TASK OBJECTIVE —
The records that follow are to be repeated without alteration.

AVAILABLE RECORDS —
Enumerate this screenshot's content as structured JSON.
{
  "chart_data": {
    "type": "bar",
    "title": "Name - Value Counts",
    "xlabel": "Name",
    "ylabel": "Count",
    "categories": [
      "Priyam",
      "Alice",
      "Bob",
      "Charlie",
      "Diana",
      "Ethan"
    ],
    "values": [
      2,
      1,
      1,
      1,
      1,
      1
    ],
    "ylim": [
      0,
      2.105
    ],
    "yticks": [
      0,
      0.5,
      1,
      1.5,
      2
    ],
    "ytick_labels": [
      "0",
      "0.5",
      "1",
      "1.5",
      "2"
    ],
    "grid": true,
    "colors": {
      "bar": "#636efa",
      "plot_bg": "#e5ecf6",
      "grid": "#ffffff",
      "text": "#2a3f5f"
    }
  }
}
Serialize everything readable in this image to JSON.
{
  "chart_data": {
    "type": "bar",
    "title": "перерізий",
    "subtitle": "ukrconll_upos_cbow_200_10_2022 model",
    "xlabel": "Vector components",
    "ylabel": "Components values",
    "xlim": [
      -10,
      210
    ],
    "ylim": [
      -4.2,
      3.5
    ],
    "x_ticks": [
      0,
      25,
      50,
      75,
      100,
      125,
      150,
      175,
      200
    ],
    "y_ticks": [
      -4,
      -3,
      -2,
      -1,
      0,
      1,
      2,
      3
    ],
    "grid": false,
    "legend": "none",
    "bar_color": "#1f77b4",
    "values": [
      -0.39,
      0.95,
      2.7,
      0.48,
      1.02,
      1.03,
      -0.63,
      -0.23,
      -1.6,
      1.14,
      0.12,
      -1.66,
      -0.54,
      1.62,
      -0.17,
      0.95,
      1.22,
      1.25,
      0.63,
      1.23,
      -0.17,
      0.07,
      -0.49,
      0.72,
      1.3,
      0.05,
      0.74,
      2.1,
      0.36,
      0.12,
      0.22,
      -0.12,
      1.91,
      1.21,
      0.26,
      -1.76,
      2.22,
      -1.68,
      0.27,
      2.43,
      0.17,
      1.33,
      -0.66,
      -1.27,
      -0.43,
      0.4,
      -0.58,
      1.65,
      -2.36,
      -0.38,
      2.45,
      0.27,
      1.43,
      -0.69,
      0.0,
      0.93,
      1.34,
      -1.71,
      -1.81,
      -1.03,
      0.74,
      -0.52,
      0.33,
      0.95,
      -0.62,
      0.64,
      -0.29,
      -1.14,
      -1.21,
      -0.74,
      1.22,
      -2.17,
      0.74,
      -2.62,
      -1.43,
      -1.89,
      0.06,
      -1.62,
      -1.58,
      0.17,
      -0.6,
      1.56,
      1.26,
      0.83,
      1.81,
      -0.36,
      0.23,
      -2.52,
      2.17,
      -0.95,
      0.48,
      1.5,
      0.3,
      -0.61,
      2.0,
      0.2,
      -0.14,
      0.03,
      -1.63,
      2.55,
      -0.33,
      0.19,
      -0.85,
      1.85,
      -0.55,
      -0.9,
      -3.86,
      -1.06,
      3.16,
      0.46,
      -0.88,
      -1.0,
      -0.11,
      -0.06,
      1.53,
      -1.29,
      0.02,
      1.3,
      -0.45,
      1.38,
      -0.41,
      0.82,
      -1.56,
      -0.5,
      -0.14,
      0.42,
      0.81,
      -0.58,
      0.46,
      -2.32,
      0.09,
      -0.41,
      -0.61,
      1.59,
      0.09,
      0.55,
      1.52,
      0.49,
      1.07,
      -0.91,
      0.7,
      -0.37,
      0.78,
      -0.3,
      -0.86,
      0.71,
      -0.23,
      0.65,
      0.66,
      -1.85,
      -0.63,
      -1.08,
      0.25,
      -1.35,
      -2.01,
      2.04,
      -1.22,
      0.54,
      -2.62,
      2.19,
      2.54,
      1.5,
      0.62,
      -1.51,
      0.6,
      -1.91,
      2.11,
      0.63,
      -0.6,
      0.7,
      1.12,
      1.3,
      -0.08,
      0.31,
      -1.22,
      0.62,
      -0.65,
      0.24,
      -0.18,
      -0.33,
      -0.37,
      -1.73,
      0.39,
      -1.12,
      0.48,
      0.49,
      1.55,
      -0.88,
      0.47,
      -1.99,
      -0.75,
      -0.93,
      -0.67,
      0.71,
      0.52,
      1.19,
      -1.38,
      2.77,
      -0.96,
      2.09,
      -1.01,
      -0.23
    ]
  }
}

SOLVED PROBLEM —
Enumerate this screenshot's content as structured JSON.
{
  "chart_data": {
    "type": "bar",
    "title": "Name - Value Counts",
    "xlabel": "Name",
    "ylabel": "Count",
    "categories": [
      "Priyam",
      "Alice",
      "Bob",
      "Charlie",
      "Diana",
      "Ethan"
    ],
    "values": [
      2,
      1,
      1,
      1,
      1,
      1
    ],
    "ylim": [
      0,
      2.105
    ],
    "yticks": [
      0,
      0.5,
      1,
      1.5,
      2
    ],
    "ytick_labels": [
      "0",
      "0.5",
      "1",
      "1.5",
      "2"
    ],
    "grid": true,
    "colors": {
      "bar": "#636efa",
      "plot_bg": "#e5ecf6",
      "grid": "#ffffff",
      "text": "#2a3f5f"
    }
  }
}
Serialize everything readable in this image to JSON.
{
  "chart_data": {
    "type": "bar",
    "title": "перерізий",
    "subtitle": "ukrconll_upos_cbow_200_10_2022 model",
    "xlabel": "Vector components",
    "ylabel": "Components values",
    "xlim": [
      -10,
      210
    ],
    "ylim": [
      -4.2,
      3.5
    ],
    "x_ticks": [
      0,
      25,
      50,
      75,
      100,
      125,
      150,
      175,
      200
    ],
    "y_ticks": [
      -4,
      -3,
      -2,
      -1,
      0,
      1,
      2,
      3
    ],
    "grid": false,
    "legend": "none",
    "bar_color": "#1f77b4",
    "values": [
      -0.39,
      0.95,
      2.7,
      0.48,
      1.02,
      1.03,
      -0.63,
      -0.23,
      -1.6,
      1.14,
      0.12,
      -1.66,
      -0.54,
      1.62,
      -0.17,
      0.95,
      1.22,
      1.25,
      0.63,
      1.23,
      -0.17,
      0.07,
      -0.49,
      0.72,
      1.3,
      0.05,
      0.74,
      2.1,
      0.36,
      0.12,
      0.22,
      -0.12,
      1.91,
      1.21,
      0.26,
      -1.76,
      2.22,
      -1.68,
      0.27,
      2.43,
      0.17,
      1.33,
      -0.66,
      -1.27,
      -0.43,
      0.4,
      -0.58,
      1.65,
      -2.36,
      -0.38,
      2.45,
      0.27,
      1.43,
      -0.69,
      0.0,
      0.93,
      1.34,
      -1.71,
      -1.81,
      -1.03,
      0.74,
      -0.52,
      0.33,
      0.95,
      -0.62,
      0.64,
      -0.29,
      -1.14,
      -1.21,
      -0.74,
      1.22,
      -2.17,
      0.74,
      -2.62,
      -1.43,
      -1.89,
      0.06,
      -1.62,
      -1.58,
      0.17,
      -0.6,
      1.56,
      1.26,
      0.83,
      1.81,
      -0.36,
      0.23,
      -2.52,
      2.17,
      -0.95,
      0.48,
      1.5,
      0.3,
      -0.61,
      2.0,
      0.2,
      -0.14,
      0.03,
      -1.63,
      2.55,
      -0.33,
      0.19,
      -0.85,
      1.85,
      -0.55,
      -0.9,
      -3.86,
      -1.06,
      3.16,
      0.46,
      -0.88,
      -1.0,
      -0.11,
      -0.06,
      1.53,
      -1.29,
      0.02,
      1.3,
      -0.45,
      1.38,
      -0.41,
      0.82,
      -1.56,
      -0.5,
      -0.14,
      0.42,
      0.81,
      -0.58,
      0.46,
      -2.32,
      0.09,
      -0.41,
      -0.61,
      1.59,
      0.09,
      0.55,
      1.52,
      0.49,
      1.07,
      -0.91,
      0.7,
      -0.37,
      0.78,
      -0.3,
      -0.86,
      0.71,
      -0.23,
      0.65,
      0.66,
      -1.85,
      -0.63,
      -1.08,
      0.25,
      -1.35,
      -2.01,
      2.04,
      -1.22,
      0.54,
      -2.62,
      2.19,
      2.54,
      1.5,
      0.62,
      -1.51,
      0.6,
      -1.91,
      2.11,
      0.63,
      -0.6,
      0.7,
      1.12,
      1.3,
      -0.08,
      0.31,
      -1.22,
      0.62,
      -0.65,
      0.24,
      -0.18,
      -0.33,
      -0.37,
      -1.73,
      0.39,
      -1.12,
      0.48,
      0.49,
      1.55,
      -0.88,
      0.47,
      -1.99,
      -0.75,
      -0.93,
      -0.67,
      0.71,
      0.52,
      1.19,
      -1.38,
      2.77,
      -0.96,
      2.09,
      -1.01,
      -0.23
    ]
  }
}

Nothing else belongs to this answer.